**Task to carry out**
Find each line in the following listing that has the string "heading", then state the count and nothing else.

**Data to process**
^^^^

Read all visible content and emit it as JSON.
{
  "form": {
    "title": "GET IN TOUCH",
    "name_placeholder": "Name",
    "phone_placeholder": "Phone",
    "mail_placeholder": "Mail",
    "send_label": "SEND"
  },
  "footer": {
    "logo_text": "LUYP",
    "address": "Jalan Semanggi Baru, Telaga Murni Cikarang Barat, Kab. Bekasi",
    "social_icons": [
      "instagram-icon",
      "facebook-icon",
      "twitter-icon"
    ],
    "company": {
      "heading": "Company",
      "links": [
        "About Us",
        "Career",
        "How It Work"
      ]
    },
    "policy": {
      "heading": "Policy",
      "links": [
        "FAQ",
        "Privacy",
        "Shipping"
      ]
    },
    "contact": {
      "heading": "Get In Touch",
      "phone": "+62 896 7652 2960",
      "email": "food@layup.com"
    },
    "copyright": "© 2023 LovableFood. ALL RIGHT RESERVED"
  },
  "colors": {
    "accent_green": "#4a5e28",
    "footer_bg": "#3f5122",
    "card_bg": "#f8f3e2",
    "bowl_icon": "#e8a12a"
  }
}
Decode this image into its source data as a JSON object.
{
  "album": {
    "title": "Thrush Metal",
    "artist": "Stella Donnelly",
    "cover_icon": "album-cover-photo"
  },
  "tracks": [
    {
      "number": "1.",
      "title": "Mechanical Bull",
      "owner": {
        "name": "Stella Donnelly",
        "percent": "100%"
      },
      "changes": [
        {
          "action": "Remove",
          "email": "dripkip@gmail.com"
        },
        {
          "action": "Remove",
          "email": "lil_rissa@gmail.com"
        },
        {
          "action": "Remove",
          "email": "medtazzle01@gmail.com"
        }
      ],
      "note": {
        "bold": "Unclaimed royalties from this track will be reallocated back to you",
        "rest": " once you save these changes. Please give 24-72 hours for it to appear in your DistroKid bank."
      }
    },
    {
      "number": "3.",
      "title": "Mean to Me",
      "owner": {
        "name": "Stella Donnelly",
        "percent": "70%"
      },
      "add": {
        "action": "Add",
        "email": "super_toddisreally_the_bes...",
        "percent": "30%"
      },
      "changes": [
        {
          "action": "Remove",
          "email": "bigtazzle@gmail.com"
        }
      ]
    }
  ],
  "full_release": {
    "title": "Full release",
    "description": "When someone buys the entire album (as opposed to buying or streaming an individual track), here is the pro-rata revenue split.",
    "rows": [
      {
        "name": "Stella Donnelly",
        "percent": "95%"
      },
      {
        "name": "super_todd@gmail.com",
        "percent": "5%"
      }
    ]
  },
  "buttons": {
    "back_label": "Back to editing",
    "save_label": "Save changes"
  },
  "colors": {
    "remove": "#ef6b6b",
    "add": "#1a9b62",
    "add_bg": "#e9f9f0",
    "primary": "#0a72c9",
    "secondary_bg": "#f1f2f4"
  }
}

^^^^

**Problem solution**
3